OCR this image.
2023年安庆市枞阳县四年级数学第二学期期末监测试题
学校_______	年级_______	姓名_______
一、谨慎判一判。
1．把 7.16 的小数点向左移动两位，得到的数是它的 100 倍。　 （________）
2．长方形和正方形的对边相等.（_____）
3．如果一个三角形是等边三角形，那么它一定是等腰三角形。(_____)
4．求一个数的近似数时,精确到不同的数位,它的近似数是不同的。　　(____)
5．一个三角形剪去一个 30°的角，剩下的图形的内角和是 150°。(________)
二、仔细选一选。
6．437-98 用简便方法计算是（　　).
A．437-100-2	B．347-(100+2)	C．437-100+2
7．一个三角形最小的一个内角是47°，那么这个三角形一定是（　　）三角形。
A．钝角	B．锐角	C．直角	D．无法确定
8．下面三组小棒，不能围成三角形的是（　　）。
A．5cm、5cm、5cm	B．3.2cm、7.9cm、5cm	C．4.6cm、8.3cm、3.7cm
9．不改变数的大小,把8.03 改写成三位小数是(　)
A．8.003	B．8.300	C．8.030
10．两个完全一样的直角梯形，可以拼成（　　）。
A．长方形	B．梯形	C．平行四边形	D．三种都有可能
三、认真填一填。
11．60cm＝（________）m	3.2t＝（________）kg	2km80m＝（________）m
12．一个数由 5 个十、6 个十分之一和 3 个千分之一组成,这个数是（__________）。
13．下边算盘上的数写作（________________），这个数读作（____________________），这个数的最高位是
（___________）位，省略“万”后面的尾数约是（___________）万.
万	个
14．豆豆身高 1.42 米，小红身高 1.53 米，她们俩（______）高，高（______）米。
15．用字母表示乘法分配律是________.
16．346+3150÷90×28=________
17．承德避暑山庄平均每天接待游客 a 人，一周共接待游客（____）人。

Work to do:
Retype the records in full. Keep every line identical to the original.

Response to this task:
OCR this image.
2023年安庆市枞阳县四年级数学第二学期期末监测试题
学校_______	年级_______	姓名_______
一、谨慎判一判。
1．把 7.16 的小数点向左移动两位，得到的数是它的 100 倍。　 （________）
2．长方形和正方形的对边相等.（_____）
3．如果一个三角形是等边三角形，那么它一定是等腰三角形。(_____)
4．求一个数的近似数时,精确到不同的数位,它的近似数是不同的。　　(____)
5．一个三角形剪去一个 30°的角，剩下的图形的内角和是 150°。(________)
二、仔细选一选。
6．437-98 用简便方法计算是（　　).
A．437-100-2	B．347-(100+2)	C．437-100+2
7．一个三角形最小的一个内角是47°，那么这个三角形一定是（　　）三角形。
A．钝角	B．锐角	C．直角	D．无法确定
8．下面三组小棒，不能围成三角形的是（　　）。
A．5cm、5cm、5cm	B．3.2cm、7.9cm、5cm	C．4.6cm、8.3cm、3.7cm
9．不改变数的大小,把8.03 改写成三位小数是(　)
A．8.003	B．8.300	C．8.030
10．两个完全一样的直角梯形，可以拼成（　　）。
A．长方形	B．梯形	C．平行四边形	D．三种都有可能
三、认真填一填。
11．60cm＝（________）m	3.2t＝（________）kg	2km80m＝（________）m
12．一个数由 5 个十、6 个十分之一和 3 个千分之一组成,这个数是（__________）。
13．下边算盘上的数写作（________________），这个数读作（____________________），这个数的最高位是
（___________）位，省略“万”后面的尾数约是（___________）万.
万	个
14．豆豆身高 1.42 米，小红身高 1.53 米，她们俩（______）高，高（______）米。
15．用字母表示乘法分配律是________.
16．346+3150÷90×28=________
17．承德避暑山庄平均每天接待游客 a 人，一周共接待游客（____）人。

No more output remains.